Dataset items:
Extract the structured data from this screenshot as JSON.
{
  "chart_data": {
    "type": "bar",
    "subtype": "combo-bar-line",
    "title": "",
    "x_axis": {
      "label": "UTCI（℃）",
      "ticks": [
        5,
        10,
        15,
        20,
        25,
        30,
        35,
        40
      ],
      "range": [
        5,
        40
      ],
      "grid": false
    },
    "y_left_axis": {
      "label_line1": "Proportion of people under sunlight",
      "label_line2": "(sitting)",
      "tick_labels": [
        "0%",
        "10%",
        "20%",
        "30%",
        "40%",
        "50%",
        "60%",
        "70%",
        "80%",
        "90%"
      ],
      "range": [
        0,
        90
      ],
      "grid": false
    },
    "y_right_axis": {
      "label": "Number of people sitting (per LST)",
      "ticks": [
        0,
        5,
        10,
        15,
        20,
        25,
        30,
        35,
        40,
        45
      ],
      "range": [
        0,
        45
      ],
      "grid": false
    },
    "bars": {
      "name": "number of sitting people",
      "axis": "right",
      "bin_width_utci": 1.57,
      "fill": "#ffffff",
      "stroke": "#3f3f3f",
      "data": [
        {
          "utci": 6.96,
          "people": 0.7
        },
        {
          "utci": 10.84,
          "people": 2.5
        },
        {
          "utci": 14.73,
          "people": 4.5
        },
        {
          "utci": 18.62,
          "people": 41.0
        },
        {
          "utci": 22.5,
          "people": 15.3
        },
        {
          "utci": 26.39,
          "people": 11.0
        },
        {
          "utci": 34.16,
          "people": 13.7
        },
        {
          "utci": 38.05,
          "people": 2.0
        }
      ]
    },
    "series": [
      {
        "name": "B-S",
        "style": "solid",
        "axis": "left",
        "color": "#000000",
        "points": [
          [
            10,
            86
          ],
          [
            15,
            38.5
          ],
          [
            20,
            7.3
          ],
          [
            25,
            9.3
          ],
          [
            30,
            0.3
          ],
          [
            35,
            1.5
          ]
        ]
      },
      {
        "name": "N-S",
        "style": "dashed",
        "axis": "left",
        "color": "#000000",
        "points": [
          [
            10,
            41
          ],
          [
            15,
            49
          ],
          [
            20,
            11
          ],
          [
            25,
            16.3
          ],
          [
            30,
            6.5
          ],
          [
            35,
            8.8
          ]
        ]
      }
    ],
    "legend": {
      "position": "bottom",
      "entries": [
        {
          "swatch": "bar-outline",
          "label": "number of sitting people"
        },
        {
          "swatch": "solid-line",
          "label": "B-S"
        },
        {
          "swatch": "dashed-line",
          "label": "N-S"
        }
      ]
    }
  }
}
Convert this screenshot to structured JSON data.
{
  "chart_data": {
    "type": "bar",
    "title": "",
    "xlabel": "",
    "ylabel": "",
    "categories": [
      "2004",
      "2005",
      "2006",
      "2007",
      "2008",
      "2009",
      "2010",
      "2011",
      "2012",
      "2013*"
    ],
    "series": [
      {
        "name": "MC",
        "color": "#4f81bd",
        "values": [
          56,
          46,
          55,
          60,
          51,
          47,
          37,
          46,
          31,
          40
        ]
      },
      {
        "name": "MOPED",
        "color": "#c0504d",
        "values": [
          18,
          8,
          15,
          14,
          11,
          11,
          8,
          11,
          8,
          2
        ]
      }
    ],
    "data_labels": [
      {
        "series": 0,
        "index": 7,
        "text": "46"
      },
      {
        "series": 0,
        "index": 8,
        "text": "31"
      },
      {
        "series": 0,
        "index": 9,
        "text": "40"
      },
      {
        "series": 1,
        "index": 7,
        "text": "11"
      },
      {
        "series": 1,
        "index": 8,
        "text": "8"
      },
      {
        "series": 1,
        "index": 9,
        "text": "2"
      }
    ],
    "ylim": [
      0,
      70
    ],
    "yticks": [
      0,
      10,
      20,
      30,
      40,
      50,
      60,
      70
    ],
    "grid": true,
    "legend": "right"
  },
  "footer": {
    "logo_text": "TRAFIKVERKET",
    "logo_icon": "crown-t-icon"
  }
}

Task description ::
Exactly reproduce every line of the records.

Output of the task ::
Extract the structured data from this screenshot as JSON.
{
  "chart_data": {
    "type": "bar",
    "subtype": "combo-bar-line",
    "title": "",
    "x_axis": {
      "label": "UTCI（℃）",
      "ticks": [
        5,
        10,
        15,
        20,
        25,
        30,
        35,
        40
      ],
      "range": [
        5,
        40
      ],
      "grid": false
    },
    "y_left_axis": {
      "label_line1": "Proportion of people under sunlight",
      "label_line2": "(sitting)",
      "tick_labels": [
        "0%",
        "10%",
        "20%",
        "30%",
        "40%",
        "50%",
        "60%",
        "70%",
        "80%",
        "90%"
      ],
      "range": [
        0,
        90
      ],
      "grid": false
    },
    "y_right_axis": {
      "label": "Number of people sitting (per LST)",
      "ticks": [
        0,
        5,
        10,
        15,
        20,
        25,
        30,
        35,
        40,
        45
      ],
      "range": [
        0,
        45
      ],
      "grid": false
    },
    "bars": {
      "name": "number of sitting people",
      "axis": "right",
      "bin_width_utci": 1.57,
      "fill": "#ffffff",
      "stroke": "#3f3f3f",
      "data": [
        {
          "utci": 6.96,
          "people": 0.7
        },
        {
          "utci": 10.84,
          "people": 2.5
        },
        {
          "utci": 14.73,
          "people": 4.5
        },
        {
          "utci": 18.62,
          "people": 41.0
        },
        {
          "utci": 22.5,
          "people": 15.3
        },
        {
          "utci": 26.39,
          "people": 11.0
        },
        {
          "utci": 34.16,
          "people": 13.7
        },
        {
          "utci": 38.05,
          "people": 2.0
        }
      ]
    },
    "series": [
      {
        "name": "B-S",
        "style": "solid",
        "axis": "left",
        "color": "#000000",
        "points": [
          [
            10,
            86
          ],
          [
            15,
            38.5
          ],
          [
            20,
            7.3
          ],
          [
            25,
            9.3
          ],
          [
            30,
            0.3
          ],
          [
            35,
            1.5
          ]
        ]
      },
      {
        "name": "N-S",
        "style": "dashed",
        "axis": "left",
        "color": "#000000",
        "points": [
          [
            10,
            41
          ],
          [
            15,
            49
          ],
          [
            20,
            11
          ],
          [
            25,
            16.3
          ],
          [
            30,
            6.5
          ],
          [
            35,
            8.8
          ]
        ]
      }
    ],
    "legend": {
      "position": "bottom",
      "entries": [
        {
          "swatch": "bar-outline",
          "label": "number of sitting people"
        },
        {
          "swatch": "solid-line",
          "label": "B-S"
        },
        {
          "swatch": "dashed-line",
          "label": "N-S"
        }
      ]
    }
  }
}
Convert this screenshot to structured JSON data.
{
  "chart_data": {
    "type": "bar",
    "title": "",
    "xlabel": "",
    "ylabel": "",
    "categories": [
      "2004",
      "2005",
      "2006",
      "2007",
      "2008",
      "2009",
      "2010",
      "2011",
      "2012",
      "2013*"
    ],
    "series": [
      {
        "name": "MC",
        "color": "#4f81bd",
        "values": [
          56,
          46,
          55,
          60,
          51,
          47,
          37,
          46,
          31,
          40
        ]
      },
      {
        "name": "MOPED",
        "color": "#c0504d",
        "values": [
          18,
          8,
          15,
          14,
          11,
          11,
          8,
          11,
          8,
          2
        ]
      }
    ],
    "data_labels": [
      {
        "series": 0,
        "index": 7,
        "text": "46"
      },
      {
        "series": 0,
        "index": 8,
        "text": "31"
      },
      {
        "series": 0,
        "index": 9,
        "text": "40"
      },
      {
        "series": 1,
        "index": 7,
        "text": "11"
      },
      {
        "series": 1,
        "index": 8,
        "text": "8"
      },
      {
        "series": 1,
        "index": 9,
        "text": "2"
      }
    ],
    "ylim": [
      0,
      70
    ],
    "yticks": [
      0,
      10,
      20,
      30,
      40,
      50,
      60,
      70
    ],
    "grid": true,
    "legend": "right"
  },
  "footer": {
    "logo_text": "TRAFIKVERKET",
    "logo_icon": "crown-t-icon"
  }
}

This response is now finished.